-------- Records to process

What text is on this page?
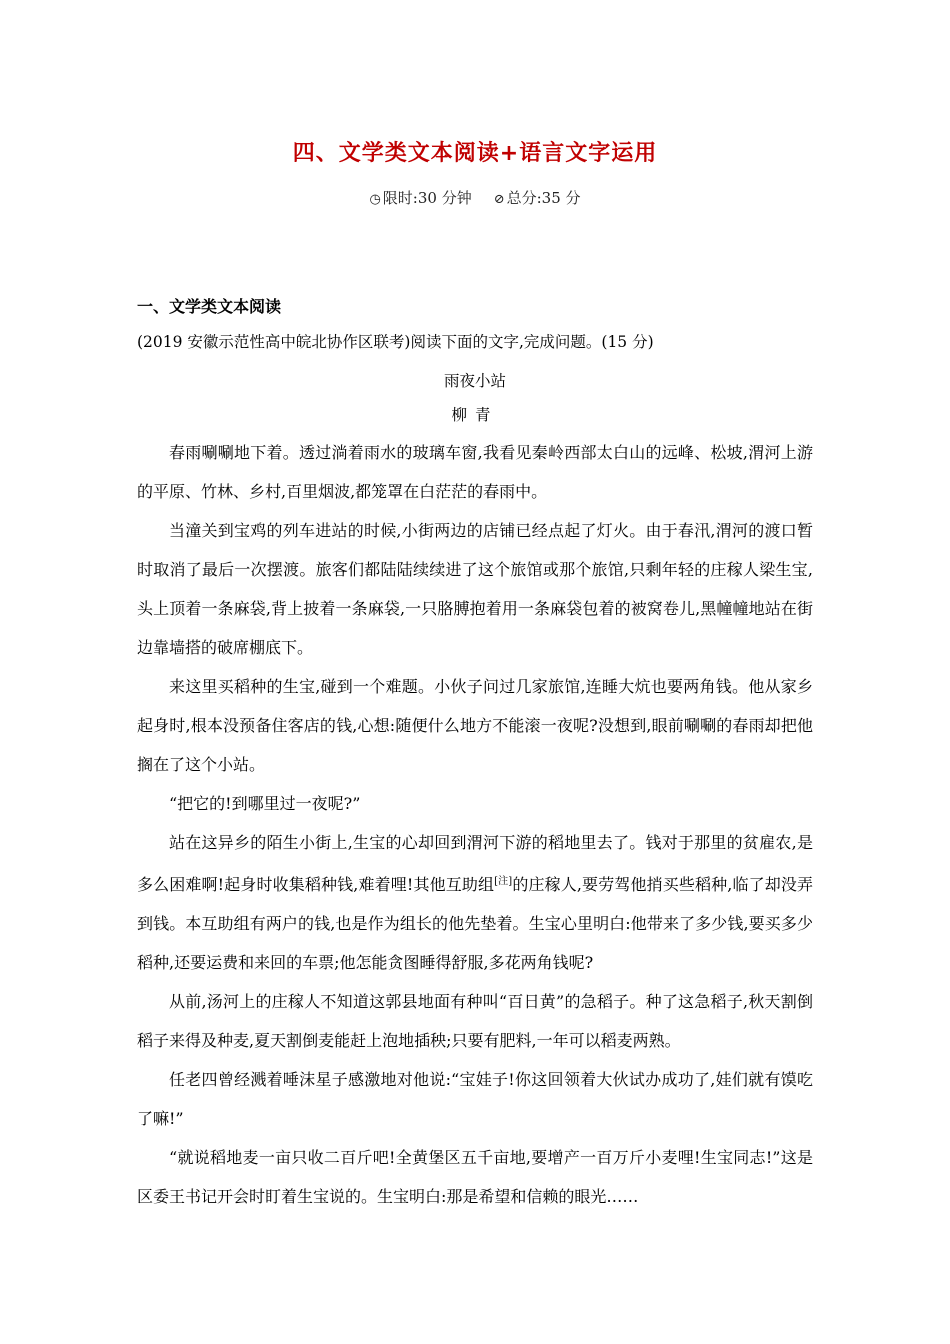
四、文学类文本阅读+语言文字运用
◷ 限时:30 分钟 ⊘ 总分:35 分
一、文学类文本阅读
(2019 安徽示范性高中皖北协作区联考)阅读下面的文字,完成问题。(15 分)
雨夜小站
柳青

春雨唰唰地下着。透过淌着雨水的玻璃车窗,我看见秦岭西部太白山的远峰、松坡,渭河上游的平原、竹林、乡村,百里烟波,都笼罩在白茫茫的春雨中。

当潼关到宝鸡的列车进站的时候,小街两边的店铺已经点起了灯火。由于春汛,渭河的渡口暂时取消了最后一次摆渡。旅客们都陆陆续续进了这个旅馆或那个旅馆,只剩年轻的庄稼人梁生宝,头上顶着一条麻袋,背上披着一条麻袋,一只胳膊抱着用一条麻袋包着的被窝卷儿,黑幢幢地站在街边靠墙搭的破席棚底下。

来这里买稻种的生宝,碰到一个难题。小伙子问过几家旅馆,连睡大炕也要两角钱。他从家乡起身时,根本没预备住客店的钱,心想:随便什么地方不能滚一夜呢?没想到,眼前唰唰的春雨却把他搁在了这个小站。

“把它的!到哪里过一夜呢?”

站在这异乡的陌生小街上,生宝的心却回到渭河下游的稻地里去了。钱对于那里的贫雇农,是多么困难啊!起身时收集稻种钱,难着哩!其他互助组[注]的庄稼人,要劳驾他捎买些稻种,临了却没弄到钱。本互助组有两户的钱,也是作为组长的他先垫着。生宝心里明白:他带来了多少钱,要买多少稻种,还要运费和来回的车票;他怎能贪图睡得舒服,多花两角钱呢?

从前,汤河上的庄稼人不知道这郭县地面有种叫“百日黄”的急稻子。种了这急稻子,秋天割倒稻子来得及种麦,夏天割倒麦能赶上泡地插秧;只要有肥料,一年可以稻麦两熟。

任老四曾经溅着唾沫星子感激地对他说:“宝娃子!你这回领着大伙试办成功了,娃们就有馍吃了嘛!”

“就说稻地麦一亩只收二百斤吧!全黄堡区五千亩地,要增产一百万斤小麦哩!生宝同志!”这是区委王书记开会时盯着生宝说的。生宝明白:那是希望和信赖的眼光……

----------------

= What is required =
Restate the data above word for word. Do not include the images.

= Solution for this problem =
What text is on this page?
四、文学类文本阅读+语言文字运用
◷ 限时:30 分钟 ⊘ 总分:35 分
一、文学类文本阅读
(2019 安徽示范性高中皖北协作区联考)阅读下面的文字,完成问题。(15 分)
雨夜小站
柳青

春雨唰唰地下着。透过淌着雨水的玻璃车窗,我看见秦岭西部太白山的远峰、松坡,渭河上游的平原、竹林、乡村,百里烟波,都笼罩在白茫茫的春雨中。

当潼关到宝鸡的列车进站的时候,小街两边的店铺已经点起了灯火。由于春汛,渭河的渡口暂时取消了最后一次摆渡。旅客们都陆陆续续进了这个旅馆或那个旅馆,只剩年轻的庄稼人梁生宝,头上顶着一条麻袋,背上披着一条麻袋,一只胳膊抱着用一条麻袋包着的被窝卷儿,黑幢幢地站在街边靠墙搭的破席棚底下。

来这里买稻种的生宝,碰到一个难题。小伙子问过几家旅馆,连睡大炕也要两角钱。他从家乡起身时,根本没预备住客店的钱,心想:随便什么地方不能滚一夜呢?没想到,眼前唰唰的春雨却把他搁在了这个小站。

“把它的!到哪里过一夜呢?”

站在这异乡的陌生小街上,生宝的心却回到渭河下游的稻地里去了。钱对于那里的贫雇农,是多么困难啊!起身时收集稻种钱,难着哩!其他互助组[注]的庄稼人,要劳驾他捎买些稻种,临了却没弄到钱。本互助组有两户的钱,也是作为组长的他先垫着。生宝心里明白:他带来了多少钱,要买多少稻种,还要运费和来回的车票;他怎能贪图睡得舒服,多花两角钱呢?

从前,汤河上的庄稼人不知道这郭县地面有种叫“百日黄”的急稻子。种了这急稻子,秋天割倒稻子来得及种麦,夏天割倒麦能赶上泡地插秧;只要有肥料,一年可以稻麦两熟。

任老四曾经溅着唾沫星子感激地对他说:“宝娃子!你这回领着大伙试办成功了,娃们就有馍吃了嘛!”

“就说稻地麦一亩只收二百斤吧!全黄堡区五千亩地,要增产一百万斤小麦哩!生宝同志!”这是区委王书记开会时盯着生宝说的。生宝明白:那是希望和信赖的眼光……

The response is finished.